§ Extrait
--
Monnaies digitales et démocratie monétaire ?

I. Un monde en rapide mutation

De plus en plus souvent, nous sommes confrontés à des annonces en matière de monnaie digitale. L’année dernière le cours du bitcoin explosait avant de s’écrouler. Facebook, accompagné d’entreprises commerciales, technologiques ou financières de premier plan au niveau mondial, annonce la création du Libra, sa « monnaie » électronique basée sur la même technologie que le bitcoin (la blockchain) alors qu’Uber lance l’Uber-money. Cette monnaie pourra servir de moyen d’échanges entre toutes les personnes connectées au réseau social à travers le monde. Les banques commerciales, de leur côté, développent de plus en plus les moyens de paiements électroniques et nous incitent à shifter vers ceux-ci. La dernière initiative en date s’appelle « PEPSI » et vise à mettre en place un réseau de paiement pan-européen soutenus par les grandes banques européennes et la Banque centrale européenne. Les sociétés de services de paiement sont en plein développement, à l’image du compte Nickel en France qui a connu une croissance fulgurante ces dernières années en contribuant à la « débancarisation » d’une partie de la population. D’autres initiatives, parfois moins connues mais pas moins intéressantes sont lancées, les monnaies locales complémentaires sous forme électronique, la monnaie libre comme le June (Ğ1) inspirée de la théorie relative de la monnaie. Et last but not least, les Banques centrales réfléchissent au développement de la monnaie électronique de Banque centrale[1]. Bien que ces derniers travaux restent largement confidentiels, certaines d’entre elles, comme la Banque de Suède avec l’E-Krona, publient des papiers fort intéressants.
--
§ Données fournies
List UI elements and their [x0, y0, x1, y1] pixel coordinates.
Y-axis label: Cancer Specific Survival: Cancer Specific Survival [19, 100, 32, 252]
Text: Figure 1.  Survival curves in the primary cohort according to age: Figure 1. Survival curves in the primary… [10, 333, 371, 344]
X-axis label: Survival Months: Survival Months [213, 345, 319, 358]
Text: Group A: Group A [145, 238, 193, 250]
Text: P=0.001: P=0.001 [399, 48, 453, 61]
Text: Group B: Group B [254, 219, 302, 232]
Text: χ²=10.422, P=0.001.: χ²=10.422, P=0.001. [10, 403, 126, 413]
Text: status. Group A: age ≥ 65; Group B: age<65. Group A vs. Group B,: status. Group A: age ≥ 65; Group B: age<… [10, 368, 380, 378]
--
§ Exercice proposé A
Les affirmations suivantes sont-elles conformes à l'extrait ? (i) Le Libra repose sur la même technologie que le bitcoin. (ii) L'initiative « PEPSI » est soutenue uniquement par des banques commerciales privées. (iii) La Banque de Suède publie des papiers sur l'E-Krona. Répondez par oui ou non en citant les mots décisifs de l'extrait.
§ Exercice proposé B
Modifiez toutes les lignes de la liste en remplaçant « Group A » par « Cohort A », sans rien changer d'autre.

§ Corrigé A
(i) Oui : « basée sur la même technologie que le bitcoin (la blockchain) ».
(ii) Non : « soutenus par les grandes banques européennes et la Banque centrale européenne ».
(iii) Oui : « comme la Banque de Suède avec l’E-Krona, publient des papiers fort intéressants ».

§ Corrigé B
List UI elements and their [x0, y0, x1, y1] pixel coordinates.
Y-axis label: Cancer Specific Survival: Cancer Specific Survival [19, 100, 32, 252]
Text: Figure 1.  Survival curves in the primary cohort according to age: Figure 1. Survival curves in the primary… [10, 333, 371, 344]
X-axis label: Survival Months: Survival Months [213, 345, 319, 358]
Text: Cohort A: Cohort A [145, 238, 193, 250]
Text: P=0.001: P=0.001 [399, 48, 453, 61]
Text: Group B: Group B [254, 219, 302, 232]
Text: χ²=10.422, P=0.001.: χ²=10.422, P=0.001. [10, 403, 126, 413]
Text: status. Cohort A: age ≥ 65; Group B: age<65. Cohort A vs. Group B,: status. Cohort A: age ≥ 65; Group B: age<… [10, 368, 380, 378]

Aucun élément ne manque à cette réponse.